* Start *
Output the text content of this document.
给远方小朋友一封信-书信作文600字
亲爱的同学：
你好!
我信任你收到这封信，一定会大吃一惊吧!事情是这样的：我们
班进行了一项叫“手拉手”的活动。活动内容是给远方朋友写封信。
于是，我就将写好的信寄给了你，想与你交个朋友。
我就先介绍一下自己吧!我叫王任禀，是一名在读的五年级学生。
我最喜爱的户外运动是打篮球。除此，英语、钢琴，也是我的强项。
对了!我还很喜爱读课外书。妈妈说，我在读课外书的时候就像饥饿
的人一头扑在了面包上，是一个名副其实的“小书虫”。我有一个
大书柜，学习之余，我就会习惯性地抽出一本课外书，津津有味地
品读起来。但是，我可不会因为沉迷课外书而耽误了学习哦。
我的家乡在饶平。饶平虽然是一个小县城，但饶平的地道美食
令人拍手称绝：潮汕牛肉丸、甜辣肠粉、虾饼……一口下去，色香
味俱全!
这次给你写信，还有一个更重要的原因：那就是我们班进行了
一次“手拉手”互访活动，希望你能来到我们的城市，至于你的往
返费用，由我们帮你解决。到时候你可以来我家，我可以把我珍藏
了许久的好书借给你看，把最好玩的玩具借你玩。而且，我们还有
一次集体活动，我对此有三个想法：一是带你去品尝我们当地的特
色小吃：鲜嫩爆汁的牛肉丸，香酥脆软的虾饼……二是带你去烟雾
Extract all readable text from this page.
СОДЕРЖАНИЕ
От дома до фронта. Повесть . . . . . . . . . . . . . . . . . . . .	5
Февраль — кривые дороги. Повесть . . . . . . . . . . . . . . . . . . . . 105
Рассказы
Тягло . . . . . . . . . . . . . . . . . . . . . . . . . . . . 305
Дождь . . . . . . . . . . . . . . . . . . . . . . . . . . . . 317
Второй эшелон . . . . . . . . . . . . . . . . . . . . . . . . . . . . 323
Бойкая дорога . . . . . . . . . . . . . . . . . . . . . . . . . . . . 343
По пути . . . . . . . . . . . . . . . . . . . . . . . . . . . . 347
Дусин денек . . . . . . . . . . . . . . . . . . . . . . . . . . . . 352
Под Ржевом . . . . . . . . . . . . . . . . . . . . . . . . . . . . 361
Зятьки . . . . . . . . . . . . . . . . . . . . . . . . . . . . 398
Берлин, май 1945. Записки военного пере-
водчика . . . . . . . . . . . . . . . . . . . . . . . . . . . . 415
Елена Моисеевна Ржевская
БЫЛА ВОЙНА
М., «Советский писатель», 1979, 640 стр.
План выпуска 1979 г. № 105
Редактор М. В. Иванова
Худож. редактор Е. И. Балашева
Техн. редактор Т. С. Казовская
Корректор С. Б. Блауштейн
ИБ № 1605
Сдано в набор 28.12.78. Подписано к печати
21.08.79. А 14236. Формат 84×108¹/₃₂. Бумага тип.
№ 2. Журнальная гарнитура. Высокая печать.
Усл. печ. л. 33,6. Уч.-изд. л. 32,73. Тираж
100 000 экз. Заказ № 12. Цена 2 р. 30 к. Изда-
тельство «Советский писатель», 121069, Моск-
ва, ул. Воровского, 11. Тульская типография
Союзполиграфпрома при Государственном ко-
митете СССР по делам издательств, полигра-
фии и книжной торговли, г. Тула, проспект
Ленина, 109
* End *
Extract the full listing above without altering anything.

SOLUTION =
Output the text content of this document.
给远方小朋友一封信-书信作文600字
亲爱的同学：
你好!
我信任你收到这封信，一定会大吃一惊吧!事情是这样的：我们
班进行了一项叫“手拉手”的活动。活动内容是给远方朋友写封信。
于是，我就将写好的信寄给了你，想与你交个朋友。
我就先介绍一下自己吧!我叫王任禀，是一名在读的五年级学生。
我最喜爱的户外运动是打篮球。除此，英语、钢琴，也是我的强项。
对了!我还很喜爱读课外书。妈妈说，我在读课外书的时候就像饥饿
的人一头扑在了面包上，是一个名副其实的“小书虫”。我有一个
大书柜，学习之余，我就会习惯性地抽出一本课外书，津津有味地
品读起来。但是，我可不会因为沉迷课外书而耽误了学习哦。
我的家乡在饶平。饶平虽然是一个小县城，但饶平的地道美食
令人拍手称绝：潮汕牛肉丸、甜辣肠粉、虾饼……一口下去，色香
味俱全!
这次给你写信，还有一个更重要的原因：那就是我们班进行了
一次“手拉手”互访活动，希望你能来到我们的城市，至于你的往
返费用，由我们帮你解决。到时候你可以来我家，我可以把我珍藏
了许久的好书借给你看，把最好玩的玩具借你玩。而且，我们还有
一次集体活动，我对此有三个想法：一是带你去品尝我们当地的特
色小吃：鲜嫩爆汁的牛肉丸，香酥脆软的虾饼……二是带你去烟雾
Extract all readable text from this page.
СОДЕРЖАНИЕ
От дома до фронта. Повесть . . . . . . . . . . . . . . . . . . . .	5
Февраль — кривые дороги. Повесть . . . . . . . . . . . . . . . . . . . . 105
Рассказы
Тягло . . . . . . . . . . . . . . . . . . . . . . . . . . . . 305
Дождь . . . . . . . . . . . . . . . . . . . . . . . . . . . . 317
Второй эшелон . . . . . . . . . . . . . . . . . . . . . . . . . . . . 323
Бойкая дорога . . . . . . . . . . . . . . . . . . . . . . . . . . . . 343
По пути . . . . . . . . . . . . . . . . . . . . . . . . . . . . 347
Дусин денек . . . . . . . . . . . . . . . . . . . . . . . . . . . . 352
Под Ржевом . . . . . . . . . . . . . . . . . . . . . . . . . . . . 361
Зятьки . . . . . . . . . . . . . . . . . . . . . . . . . . . . 398
Берлин, май 1945. Записки военного пере-
водчика . . . . . . . . . . . . . . . . . . . . . . . . . . . . 415
Елена Моисеевна Ржевская
БЫЛА ВОЙНА
М., «Советский писатель», 1979, 640 стр.
План выпуска 1979 г. № 105
Редактор М. В. Иванова
Худож. редактор Е. И. Балашева
Техн. редактор Т. С. Казовская
Корректор С. Б. Блауштейн
ИБ № 1605
Сдано в набор 28.12.78. Подписано к печати
21.08.79. А 14236. Формат 84×108¹/₃₂. Бумага тип.
№ 2. Журнальная гарнитура. Высокая печать.
Усл. печ. л. 33,6. Уч.-изд. л. 32,73. Тираж
100 000 экз. Заказ № 12. Цена 2 р. 30 к. Изда-
тельство «Советский писатель», 121069, Моск-
ва, ул. Воровского, 11. Тульская типография
Союзполиграфпрома при Государственном ко-
митете СССР по делам издательств, полигра-
фии и книжной торговли, г. Тула, проспект
Ленина, 109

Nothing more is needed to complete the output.